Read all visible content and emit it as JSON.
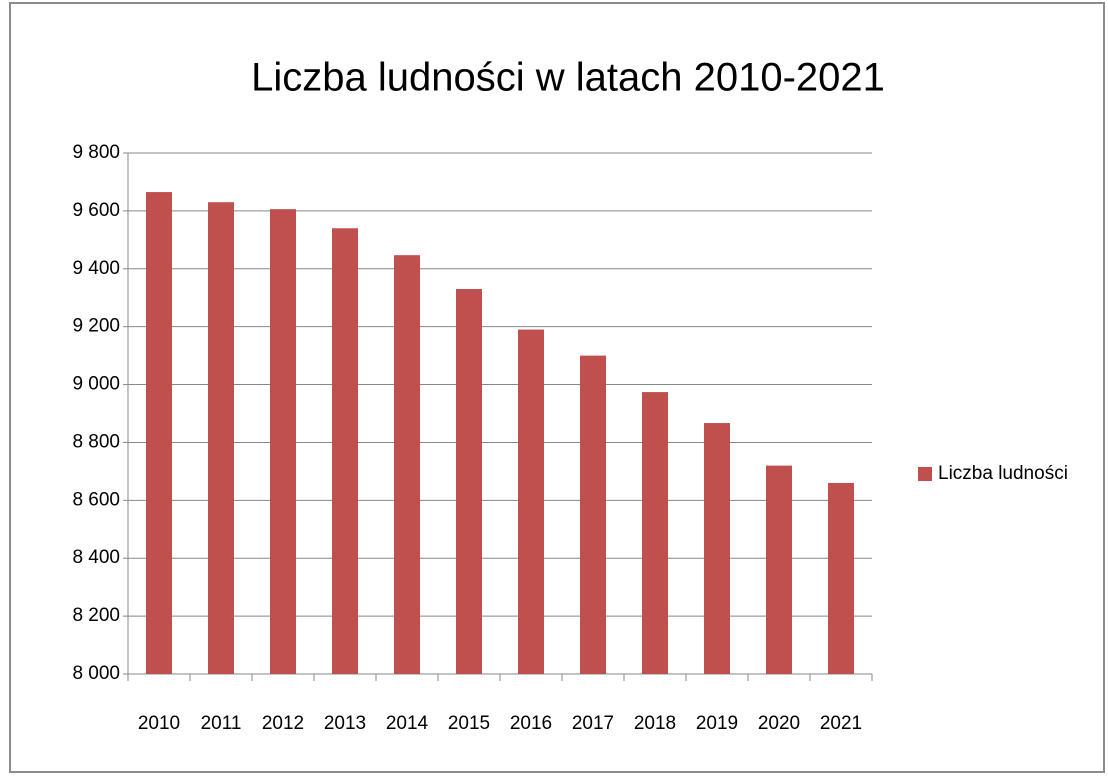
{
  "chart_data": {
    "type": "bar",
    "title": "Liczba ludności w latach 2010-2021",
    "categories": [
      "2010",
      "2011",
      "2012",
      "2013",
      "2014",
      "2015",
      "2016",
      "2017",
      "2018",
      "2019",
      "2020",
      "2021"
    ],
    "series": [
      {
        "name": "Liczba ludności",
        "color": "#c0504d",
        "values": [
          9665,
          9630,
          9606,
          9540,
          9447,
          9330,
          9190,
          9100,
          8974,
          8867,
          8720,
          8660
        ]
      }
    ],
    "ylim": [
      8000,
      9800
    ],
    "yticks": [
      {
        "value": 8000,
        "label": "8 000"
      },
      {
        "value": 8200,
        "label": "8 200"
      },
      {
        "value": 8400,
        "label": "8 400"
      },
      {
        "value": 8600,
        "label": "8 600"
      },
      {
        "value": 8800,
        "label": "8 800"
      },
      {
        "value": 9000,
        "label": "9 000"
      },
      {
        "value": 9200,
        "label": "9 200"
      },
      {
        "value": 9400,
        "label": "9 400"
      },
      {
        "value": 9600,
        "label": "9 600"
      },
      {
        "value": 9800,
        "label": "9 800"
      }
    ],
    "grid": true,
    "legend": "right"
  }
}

____________

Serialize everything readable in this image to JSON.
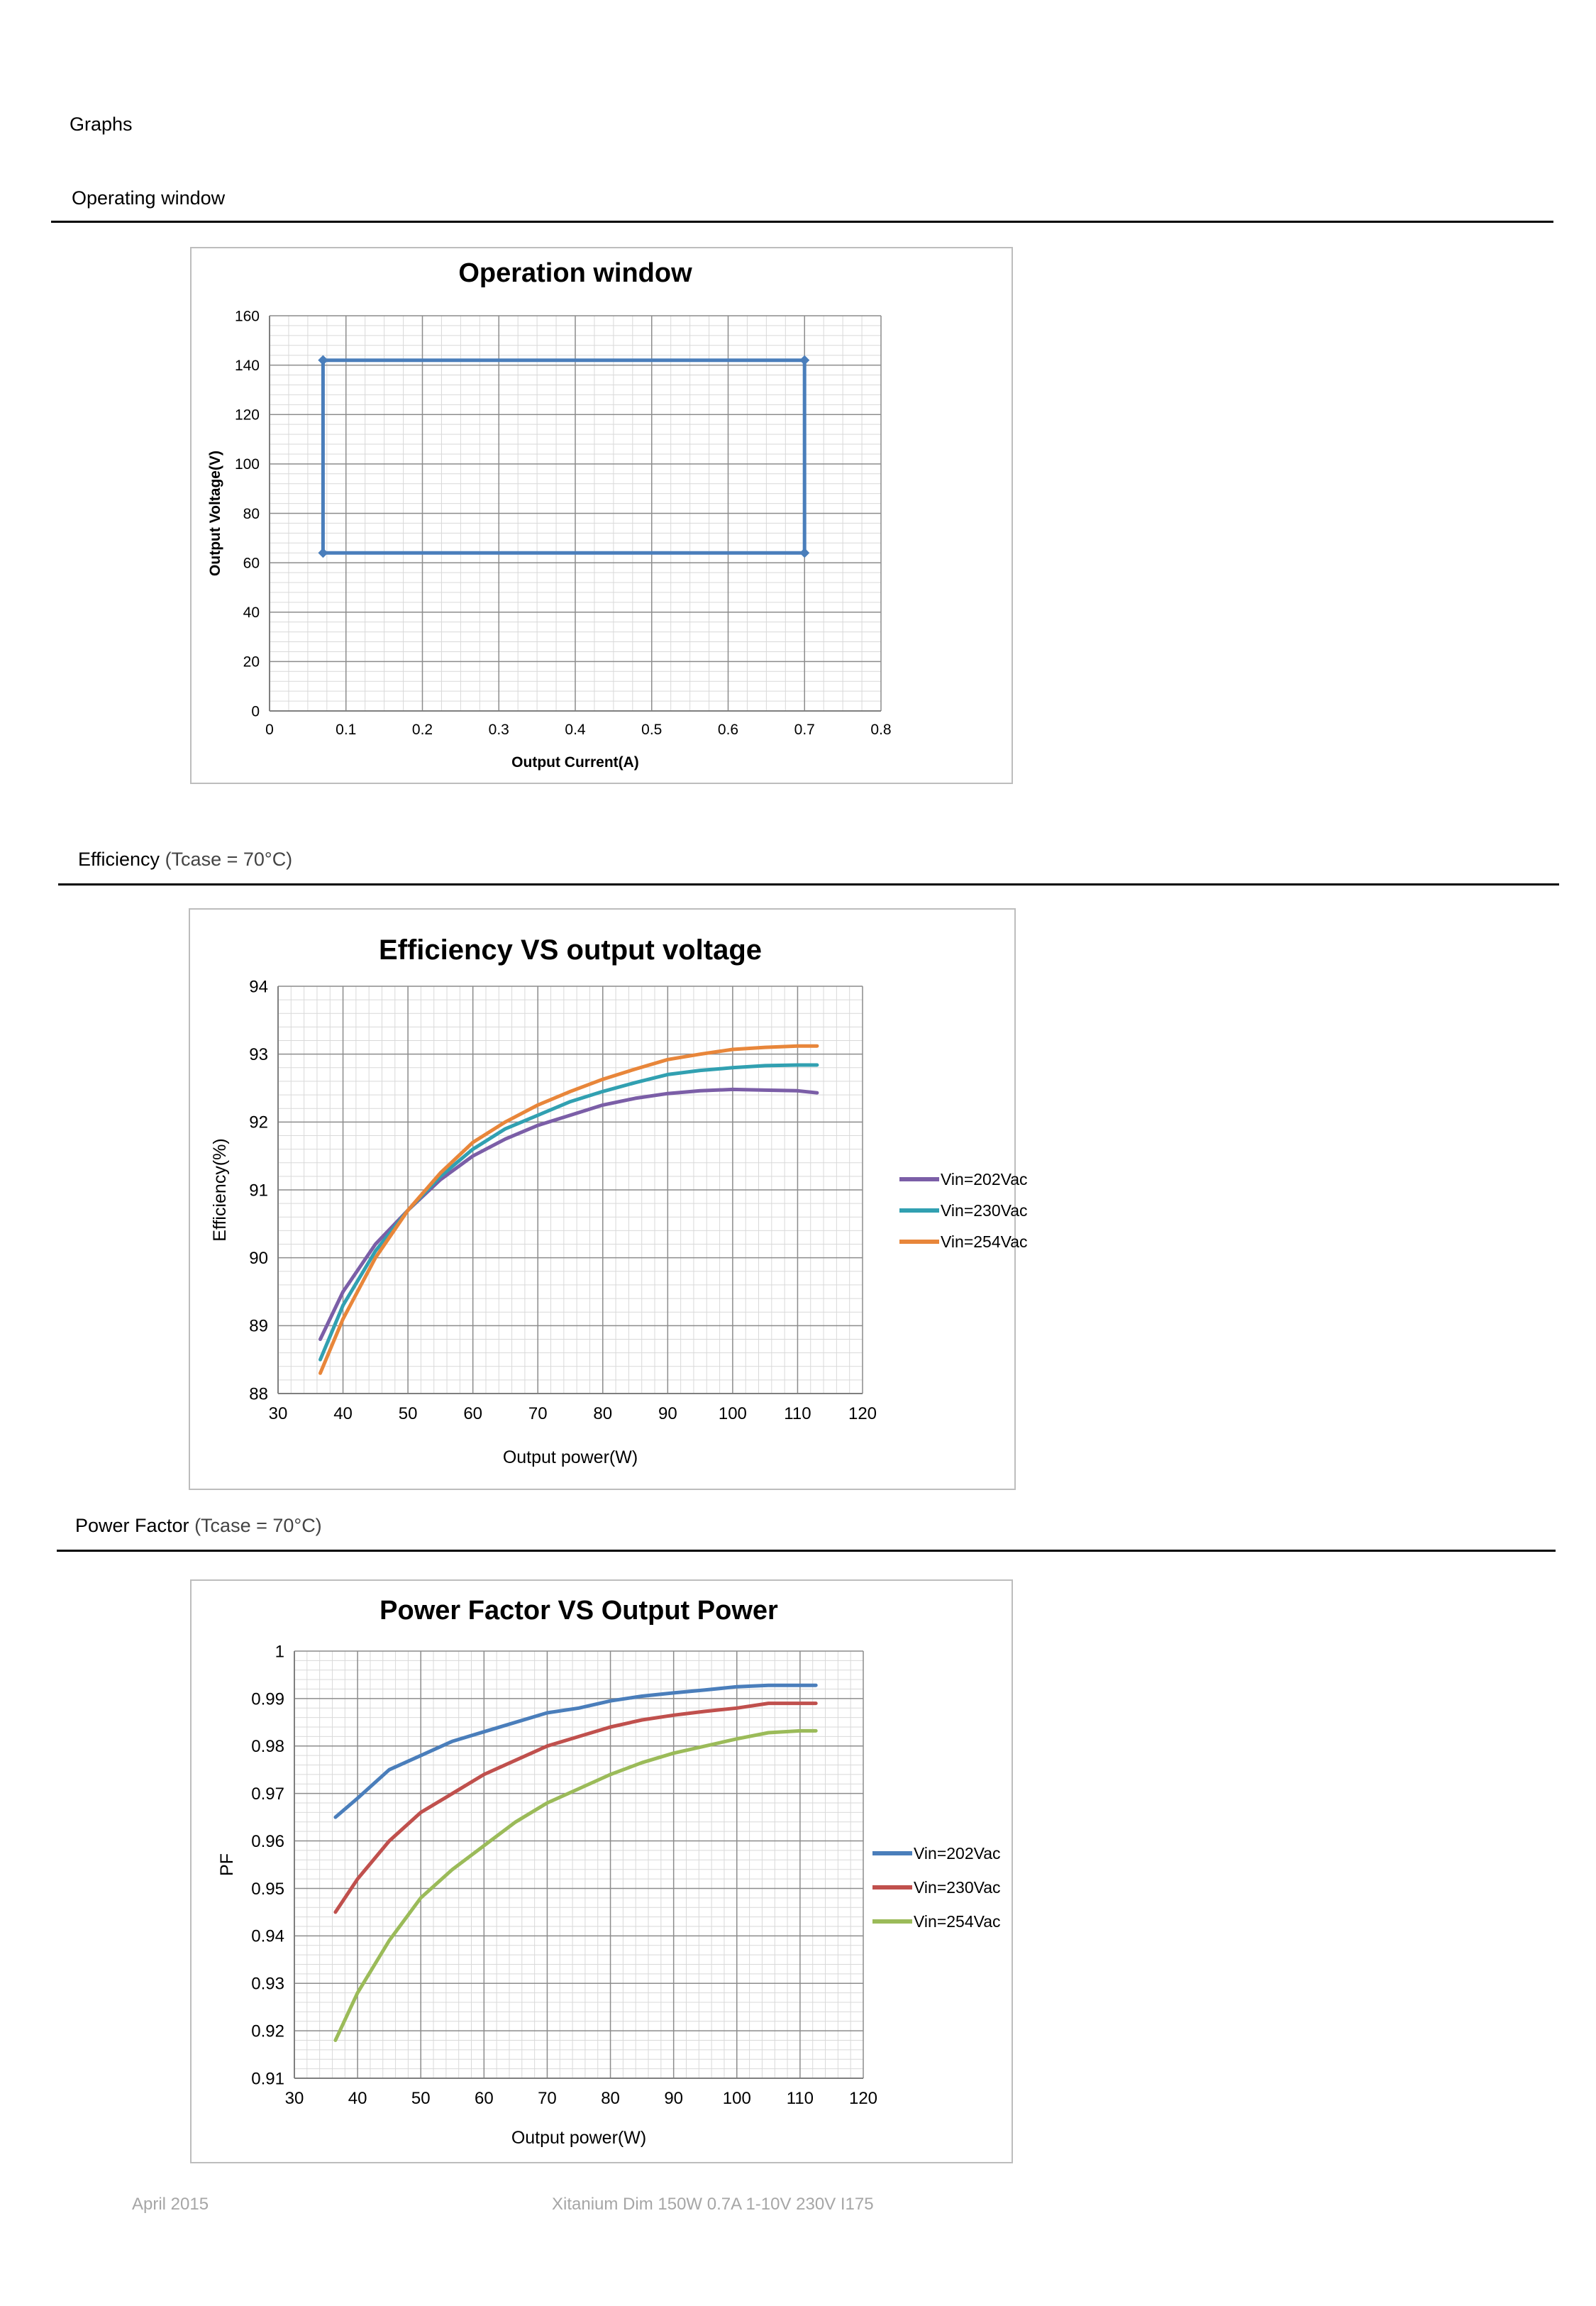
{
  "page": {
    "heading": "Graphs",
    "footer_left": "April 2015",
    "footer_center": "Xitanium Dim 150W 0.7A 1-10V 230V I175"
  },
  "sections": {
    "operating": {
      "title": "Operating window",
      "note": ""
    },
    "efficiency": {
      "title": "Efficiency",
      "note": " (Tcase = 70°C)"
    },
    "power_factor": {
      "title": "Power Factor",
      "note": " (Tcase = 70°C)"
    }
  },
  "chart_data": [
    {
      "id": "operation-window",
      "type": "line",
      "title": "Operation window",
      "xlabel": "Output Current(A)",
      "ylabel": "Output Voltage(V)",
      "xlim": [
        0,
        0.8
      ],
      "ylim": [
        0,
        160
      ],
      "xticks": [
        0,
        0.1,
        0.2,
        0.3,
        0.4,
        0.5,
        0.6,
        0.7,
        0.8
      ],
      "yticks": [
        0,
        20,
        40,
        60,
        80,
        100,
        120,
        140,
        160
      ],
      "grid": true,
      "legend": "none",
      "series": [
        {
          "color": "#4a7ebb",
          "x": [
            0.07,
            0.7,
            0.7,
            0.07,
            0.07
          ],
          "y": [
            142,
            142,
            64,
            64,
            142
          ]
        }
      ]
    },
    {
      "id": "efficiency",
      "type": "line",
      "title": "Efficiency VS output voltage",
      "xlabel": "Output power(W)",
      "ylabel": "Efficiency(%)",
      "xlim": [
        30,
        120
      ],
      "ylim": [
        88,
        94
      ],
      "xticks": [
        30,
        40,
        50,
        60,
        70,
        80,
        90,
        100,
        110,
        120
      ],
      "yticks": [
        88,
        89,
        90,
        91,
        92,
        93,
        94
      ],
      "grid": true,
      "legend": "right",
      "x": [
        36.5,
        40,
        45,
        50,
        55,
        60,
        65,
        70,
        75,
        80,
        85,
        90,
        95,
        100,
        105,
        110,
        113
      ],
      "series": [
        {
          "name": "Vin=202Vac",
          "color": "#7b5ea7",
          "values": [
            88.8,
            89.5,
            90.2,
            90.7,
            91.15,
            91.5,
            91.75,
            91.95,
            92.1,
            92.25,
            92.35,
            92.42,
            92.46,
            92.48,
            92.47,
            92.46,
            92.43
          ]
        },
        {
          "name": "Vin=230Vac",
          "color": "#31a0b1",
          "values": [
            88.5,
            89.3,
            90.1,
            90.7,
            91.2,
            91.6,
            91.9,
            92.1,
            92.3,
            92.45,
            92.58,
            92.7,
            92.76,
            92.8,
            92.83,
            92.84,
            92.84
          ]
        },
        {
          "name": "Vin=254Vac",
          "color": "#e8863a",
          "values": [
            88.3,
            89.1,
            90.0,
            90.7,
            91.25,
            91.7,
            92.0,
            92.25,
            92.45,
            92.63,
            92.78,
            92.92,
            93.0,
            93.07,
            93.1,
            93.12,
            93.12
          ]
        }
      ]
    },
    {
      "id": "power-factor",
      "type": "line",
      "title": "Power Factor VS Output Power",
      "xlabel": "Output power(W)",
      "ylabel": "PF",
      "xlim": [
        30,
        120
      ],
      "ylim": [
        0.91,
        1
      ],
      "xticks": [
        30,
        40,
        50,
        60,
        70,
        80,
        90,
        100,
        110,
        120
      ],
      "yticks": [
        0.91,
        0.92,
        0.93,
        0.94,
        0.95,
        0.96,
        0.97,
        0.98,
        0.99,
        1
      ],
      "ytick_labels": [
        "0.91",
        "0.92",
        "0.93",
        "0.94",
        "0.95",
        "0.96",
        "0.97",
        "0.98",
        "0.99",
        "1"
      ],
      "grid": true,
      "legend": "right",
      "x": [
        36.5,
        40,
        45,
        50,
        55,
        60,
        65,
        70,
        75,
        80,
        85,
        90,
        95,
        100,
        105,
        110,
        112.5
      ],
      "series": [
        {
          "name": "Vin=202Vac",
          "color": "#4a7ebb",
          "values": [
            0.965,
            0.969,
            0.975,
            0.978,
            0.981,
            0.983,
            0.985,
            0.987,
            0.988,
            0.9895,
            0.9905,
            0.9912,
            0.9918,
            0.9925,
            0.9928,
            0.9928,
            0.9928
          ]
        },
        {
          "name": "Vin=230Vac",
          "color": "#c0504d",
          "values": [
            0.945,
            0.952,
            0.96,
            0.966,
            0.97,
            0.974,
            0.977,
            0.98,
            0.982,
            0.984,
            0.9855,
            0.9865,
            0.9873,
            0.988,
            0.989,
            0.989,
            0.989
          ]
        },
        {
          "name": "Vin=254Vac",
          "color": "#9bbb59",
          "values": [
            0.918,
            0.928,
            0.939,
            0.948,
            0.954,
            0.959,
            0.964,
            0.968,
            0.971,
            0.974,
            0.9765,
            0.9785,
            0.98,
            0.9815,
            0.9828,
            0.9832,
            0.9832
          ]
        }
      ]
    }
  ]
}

____________

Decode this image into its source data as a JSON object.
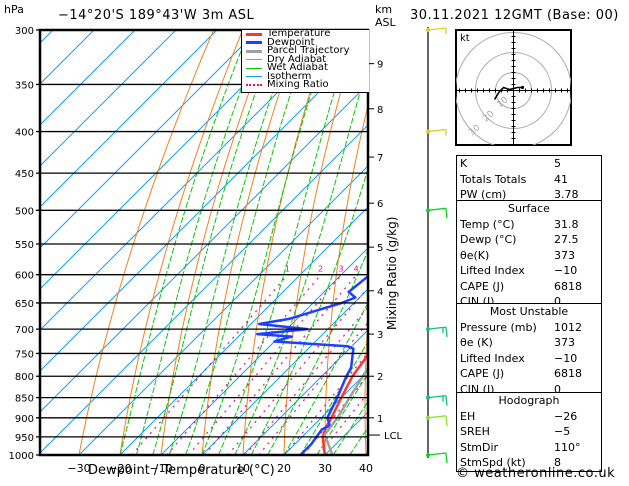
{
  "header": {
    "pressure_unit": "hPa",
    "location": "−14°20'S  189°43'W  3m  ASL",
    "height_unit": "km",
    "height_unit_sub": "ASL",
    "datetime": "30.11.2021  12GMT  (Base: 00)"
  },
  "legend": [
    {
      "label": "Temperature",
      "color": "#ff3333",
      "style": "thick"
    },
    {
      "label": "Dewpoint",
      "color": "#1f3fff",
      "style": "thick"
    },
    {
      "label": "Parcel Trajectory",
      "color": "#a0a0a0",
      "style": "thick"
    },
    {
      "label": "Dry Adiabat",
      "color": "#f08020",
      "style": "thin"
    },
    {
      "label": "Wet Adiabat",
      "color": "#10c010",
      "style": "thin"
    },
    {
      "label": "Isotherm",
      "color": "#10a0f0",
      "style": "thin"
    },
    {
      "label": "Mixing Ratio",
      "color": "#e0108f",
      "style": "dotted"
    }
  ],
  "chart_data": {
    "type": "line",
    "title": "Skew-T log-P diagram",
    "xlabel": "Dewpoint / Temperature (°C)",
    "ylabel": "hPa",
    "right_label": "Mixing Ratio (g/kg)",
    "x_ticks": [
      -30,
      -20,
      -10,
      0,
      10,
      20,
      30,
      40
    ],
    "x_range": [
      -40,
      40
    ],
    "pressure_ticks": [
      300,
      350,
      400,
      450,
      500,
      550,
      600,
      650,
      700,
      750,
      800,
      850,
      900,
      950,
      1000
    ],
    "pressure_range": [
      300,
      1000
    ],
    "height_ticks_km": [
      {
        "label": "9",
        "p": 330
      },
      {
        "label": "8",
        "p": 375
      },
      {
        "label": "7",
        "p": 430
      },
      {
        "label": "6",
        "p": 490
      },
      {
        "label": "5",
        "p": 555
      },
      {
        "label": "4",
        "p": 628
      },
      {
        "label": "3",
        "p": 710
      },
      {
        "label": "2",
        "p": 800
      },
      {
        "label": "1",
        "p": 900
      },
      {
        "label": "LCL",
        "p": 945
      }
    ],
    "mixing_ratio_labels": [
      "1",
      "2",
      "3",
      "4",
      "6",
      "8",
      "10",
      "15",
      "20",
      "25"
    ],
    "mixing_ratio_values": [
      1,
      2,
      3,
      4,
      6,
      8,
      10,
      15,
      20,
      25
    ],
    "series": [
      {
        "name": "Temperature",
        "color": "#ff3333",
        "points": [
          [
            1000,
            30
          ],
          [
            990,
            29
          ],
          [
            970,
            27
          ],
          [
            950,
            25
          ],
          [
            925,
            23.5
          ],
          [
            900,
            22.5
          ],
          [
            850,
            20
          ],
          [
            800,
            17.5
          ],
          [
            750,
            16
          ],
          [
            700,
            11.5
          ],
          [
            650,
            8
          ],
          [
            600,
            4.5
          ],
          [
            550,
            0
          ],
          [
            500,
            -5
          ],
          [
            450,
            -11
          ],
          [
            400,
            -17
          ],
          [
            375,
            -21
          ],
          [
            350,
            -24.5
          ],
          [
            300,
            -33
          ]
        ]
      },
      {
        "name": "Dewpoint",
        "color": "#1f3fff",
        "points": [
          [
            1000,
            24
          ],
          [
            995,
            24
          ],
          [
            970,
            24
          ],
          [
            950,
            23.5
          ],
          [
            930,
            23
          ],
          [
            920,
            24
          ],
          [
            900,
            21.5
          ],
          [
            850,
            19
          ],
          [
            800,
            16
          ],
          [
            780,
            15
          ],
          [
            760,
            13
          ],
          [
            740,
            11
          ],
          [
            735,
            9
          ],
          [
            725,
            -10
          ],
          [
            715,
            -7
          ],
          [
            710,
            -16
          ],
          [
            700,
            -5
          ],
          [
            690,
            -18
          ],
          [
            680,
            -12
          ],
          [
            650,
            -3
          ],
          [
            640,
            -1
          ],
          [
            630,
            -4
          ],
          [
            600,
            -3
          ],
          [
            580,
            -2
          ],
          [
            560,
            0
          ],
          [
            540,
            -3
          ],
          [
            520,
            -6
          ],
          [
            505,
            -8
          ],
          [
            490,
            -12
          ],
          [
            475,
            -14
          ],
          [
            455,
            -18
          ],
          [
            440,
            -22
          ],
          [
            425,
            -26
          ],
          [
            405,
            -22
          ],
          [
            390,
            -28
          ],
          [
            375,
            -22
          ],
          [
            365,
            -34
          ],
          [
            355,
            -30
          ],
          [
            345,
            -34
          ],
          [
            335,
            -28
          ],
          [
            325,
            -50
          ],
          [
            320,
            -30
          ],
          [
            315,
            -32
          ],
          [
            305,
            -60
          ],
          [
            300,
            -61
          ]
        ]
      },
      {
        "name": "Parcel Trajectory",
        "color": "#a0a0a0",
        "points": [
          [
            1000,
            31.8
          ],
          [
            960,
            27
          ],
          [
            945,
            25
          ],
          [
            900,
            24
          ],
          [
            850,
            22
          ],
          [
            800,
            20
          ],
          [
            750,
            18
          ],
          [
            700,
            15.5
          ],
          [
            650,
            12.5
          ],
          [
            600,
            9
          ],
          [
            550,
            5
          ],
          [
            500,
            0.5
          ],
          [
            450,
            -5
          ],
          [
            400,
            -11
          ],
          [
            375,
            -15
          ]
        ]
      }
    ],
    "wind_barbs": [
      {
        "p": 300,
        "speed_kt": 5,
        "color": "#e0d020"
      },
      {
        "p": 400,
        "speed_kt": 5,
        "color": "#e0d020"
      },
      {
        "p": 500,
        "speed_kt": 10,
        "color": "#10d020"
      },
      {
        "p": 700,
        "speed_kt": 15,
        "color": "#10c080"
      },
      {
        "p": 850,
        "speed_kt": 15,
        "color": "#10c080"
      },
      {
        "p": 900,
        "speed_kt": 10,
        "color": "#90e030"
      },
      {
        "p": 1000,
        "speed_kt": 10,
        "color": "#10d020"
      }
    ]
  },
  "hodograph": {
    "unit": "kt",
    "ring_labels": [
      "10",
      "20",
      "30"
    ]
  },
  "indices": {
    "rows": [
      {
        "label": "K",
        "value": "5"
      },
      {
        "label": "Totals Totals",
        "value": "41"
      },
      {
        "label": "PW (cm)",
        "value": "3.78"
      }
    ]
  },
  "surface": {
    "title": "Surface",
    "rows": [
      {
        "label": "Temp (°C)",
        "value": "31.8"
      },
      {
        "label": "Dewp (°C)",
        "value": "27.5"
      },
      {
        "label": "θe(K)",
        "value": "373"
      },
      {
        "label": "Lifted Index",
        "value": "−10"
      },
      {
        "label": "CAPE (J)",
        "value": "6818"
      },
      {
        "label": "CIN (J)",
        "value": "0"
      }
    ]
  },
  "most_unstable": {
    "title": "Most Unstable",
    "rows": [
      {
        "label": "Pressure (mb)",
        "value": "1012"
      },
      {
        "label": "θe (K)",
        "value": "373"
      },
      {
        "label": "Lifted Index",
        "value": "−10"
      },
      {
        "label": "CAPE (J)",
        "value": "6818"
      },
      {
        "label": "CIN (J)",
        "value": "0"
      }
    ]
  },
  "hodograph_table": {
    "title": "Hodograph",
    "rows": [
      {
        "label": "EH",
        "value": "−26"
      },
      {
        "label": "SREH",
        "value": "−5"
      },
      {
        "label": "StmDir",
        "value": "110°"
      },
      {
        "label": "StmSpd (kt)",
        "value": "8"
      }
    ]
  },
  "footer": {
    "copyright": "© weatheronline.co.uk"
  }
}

____________

**Given exercise**
Gather up, from the records above, each line where the word "title" appears.

**Task response**
    "title": "Liczba ludności w latach 2010-2021",
      "title": "Operating window",
      "title": "Efficiency",
      "title": "Power Factor",
      "title": "Operation window",
      "title": "Efficiency VS output voltage",
      "title": "Power Factor VS Output Power",
    "title": "Skew-T log-P diagram",
    "title": "Surface",
    "title": "Most Unstable",
    "title": "Hodograph",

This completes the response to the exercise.